--- start of Input records ---
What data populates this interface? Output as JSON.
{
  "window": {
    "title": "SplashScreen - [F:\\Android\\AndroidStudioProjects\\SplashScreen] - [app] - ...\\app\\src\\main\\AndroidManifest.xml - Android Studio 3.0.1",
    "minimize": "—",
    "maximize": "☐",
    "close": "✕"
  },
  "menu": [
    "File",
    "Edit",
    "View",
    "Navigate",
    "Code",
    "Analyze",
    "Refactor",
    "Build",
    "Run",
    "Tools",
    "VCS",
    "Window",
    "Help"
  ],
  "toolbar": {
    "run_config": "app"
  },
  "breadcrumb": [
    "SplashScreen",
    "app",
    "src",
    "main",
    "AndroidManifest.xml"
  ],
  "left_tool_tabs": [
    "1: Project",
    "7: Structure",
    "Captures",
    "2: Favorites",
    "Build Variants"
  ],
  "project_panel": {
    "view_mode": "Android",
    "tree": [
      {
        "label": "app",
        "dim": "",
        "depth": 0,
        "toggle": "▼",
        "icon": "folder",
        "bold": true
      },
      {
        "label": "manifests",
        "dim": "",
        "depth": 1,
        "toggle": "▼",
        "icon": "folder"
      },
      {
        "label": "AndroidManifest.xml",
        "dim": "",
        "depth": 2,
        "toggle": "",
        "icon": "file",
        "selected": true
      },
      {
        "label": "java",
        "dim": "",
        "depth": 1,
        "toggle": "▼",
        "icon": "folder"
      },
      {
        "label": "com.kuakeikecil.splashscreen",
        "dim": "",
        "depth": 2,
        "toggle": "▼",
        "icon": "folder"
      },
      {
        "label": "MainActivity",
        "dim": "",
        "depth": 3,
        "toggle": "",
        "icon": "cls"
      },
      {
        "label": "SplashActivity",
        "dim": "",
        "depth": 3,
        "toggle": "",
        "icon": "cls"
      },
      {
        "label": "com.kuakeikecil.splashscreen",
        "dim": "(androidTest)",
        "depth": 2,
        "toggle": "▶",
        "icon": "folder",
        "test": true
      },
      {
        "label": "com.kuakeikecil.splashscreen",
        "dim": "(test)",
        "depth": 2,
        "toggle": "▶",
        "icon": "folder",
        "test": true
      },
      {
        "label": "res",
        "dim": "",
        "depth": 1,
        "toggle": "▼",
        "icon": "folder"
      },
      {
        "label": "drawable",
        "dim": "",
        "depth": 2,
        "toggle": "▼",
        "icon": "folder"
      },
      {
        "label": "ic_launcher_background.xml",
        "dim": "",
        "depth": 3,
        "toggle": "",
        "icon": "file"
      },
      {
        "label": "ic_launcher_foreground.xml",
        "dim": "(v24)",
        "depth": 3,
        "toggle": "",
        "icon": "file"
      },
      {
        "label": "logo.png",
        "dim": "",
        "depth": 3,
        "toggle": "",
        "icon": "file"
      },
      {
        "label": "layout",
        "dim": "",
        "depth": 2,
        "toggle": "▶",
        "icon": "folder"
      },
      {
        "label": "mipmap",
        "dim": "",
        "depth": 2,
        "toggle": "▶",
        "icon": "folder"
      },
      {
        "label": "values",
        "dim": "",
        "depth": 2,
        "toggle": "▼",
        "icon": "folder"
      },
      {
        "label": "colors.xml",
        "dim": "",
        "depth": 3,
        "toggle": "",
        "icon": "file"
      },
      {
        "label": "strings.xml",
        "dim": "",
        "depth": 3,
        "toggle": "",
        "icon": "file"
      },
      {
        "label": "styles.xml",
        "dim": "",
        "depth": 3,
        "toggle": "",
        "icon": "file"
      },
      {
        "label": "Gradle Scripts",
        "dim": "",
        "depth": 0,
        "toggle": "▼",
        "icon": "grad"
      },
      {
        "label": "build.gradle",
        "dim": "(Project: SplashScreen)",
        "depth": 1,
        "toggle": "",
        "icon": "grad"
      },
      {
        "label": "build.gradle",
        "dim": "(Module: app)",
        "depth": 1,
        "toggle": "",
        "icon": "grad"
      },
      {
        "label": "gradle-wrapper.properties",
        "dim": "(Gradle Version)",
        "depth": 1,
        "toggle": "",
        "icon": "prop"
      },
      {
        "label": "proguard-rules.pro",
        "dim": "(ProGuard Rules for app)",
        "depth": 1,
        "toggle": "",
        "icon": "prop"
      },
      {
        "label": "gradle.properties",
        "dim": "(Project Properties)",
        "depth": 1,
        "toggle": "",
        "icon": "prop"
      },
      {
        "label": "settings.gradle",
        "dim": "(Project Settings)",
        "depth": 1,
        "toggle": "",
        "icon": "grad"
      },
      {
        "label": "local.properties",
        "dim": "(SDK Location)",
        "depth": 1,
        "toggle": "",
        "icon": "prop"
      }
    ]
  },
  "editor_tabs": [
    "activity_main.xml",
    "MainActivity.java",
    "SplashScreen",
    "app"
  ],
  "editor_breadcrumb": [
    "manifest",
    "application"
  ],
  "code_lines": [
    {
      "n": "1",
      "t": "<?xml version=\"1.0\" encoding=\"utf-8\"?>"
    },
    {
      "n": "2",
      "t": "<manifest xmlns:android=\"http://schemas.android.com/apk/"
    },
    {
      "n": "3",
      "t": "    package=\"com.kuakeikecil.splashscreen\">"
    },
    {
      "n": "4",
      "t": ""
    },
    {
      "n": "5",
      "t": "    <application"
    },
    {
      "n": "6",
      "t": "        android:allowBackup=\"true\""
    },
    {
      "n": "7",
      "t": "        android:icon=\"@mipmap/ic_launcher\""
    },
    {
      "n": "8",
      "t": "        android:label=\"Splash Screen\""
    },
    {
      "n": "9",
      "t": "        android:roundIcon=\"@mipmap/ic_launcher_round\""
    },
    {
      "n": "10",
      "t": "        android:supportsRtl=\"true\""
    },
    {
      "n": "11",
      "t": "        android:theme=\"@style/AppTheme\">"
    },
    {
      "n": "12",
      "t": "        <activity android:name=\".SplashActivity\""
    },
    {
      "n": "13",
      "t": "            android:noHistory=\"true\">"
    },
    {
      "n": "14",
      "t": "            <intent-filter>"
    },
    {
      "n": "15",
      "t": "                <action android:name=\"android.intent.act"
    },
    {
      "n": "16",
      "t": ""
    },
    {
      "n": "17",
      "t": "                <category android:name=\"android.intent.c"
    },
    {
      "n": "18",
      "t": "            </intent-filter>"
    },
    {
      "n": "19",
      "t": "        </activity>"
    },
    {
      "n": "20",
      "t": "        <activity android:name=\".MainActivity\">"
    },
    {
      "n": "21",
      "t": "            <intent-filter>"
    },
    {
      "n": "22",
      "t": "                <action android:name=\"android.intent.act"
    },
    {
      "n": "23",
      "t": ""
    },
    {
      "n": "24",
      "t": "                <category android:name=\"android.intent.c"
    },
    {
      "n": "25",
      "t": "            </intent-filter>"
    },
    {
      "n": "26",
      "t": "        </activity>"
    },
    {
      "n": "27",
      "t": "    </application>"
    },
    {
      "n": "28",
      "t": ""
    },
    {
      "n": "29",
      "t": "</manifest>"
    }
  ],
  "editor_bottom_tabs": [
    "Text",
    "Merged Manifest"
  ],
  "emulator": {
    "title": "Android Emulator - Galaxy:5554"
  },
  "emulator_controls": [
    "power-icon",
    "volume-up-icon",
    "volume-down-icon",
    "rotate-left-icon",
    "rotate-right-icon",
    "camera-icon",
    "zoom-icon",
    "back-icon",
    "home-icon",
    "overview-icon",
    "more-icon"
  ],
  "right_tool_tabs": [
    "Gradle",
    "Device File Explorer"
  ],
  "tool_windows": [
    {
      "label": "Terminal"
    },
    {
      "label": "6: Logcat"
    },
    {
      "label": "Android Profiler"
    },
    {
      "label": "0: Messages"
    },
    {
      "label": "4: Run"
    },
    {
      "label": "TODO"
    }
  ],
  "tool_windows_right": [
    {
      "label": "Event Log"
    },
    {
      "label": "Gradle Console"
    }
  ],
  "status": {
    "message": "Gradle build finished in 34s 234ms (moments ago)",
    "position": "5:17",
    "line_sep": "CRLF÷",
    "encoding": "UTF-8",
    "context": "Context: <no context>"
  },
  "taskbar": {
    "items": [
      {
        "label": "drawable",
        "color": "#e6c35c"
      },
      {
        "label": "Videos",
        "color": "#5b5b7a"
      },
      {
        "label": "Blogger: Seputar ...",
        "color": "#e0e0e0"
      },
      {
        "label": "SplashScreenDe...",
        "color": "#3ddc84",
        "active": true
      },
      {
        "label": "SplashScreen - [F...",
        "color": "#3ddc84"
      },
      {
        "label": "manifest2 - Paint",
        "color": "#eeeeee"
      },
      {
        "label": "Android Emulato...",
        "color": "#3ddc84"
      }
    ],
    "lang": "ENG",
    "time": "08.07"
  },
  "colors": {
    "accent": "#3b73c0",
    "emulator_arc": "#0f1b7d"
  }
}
--- end of Input records ---
Return every line above in which the string "encoding" occurs.

      "t": "<?xml version=\"1.0\" encoding=\"utf-8\"?>"
    "encoding": "UTF-8",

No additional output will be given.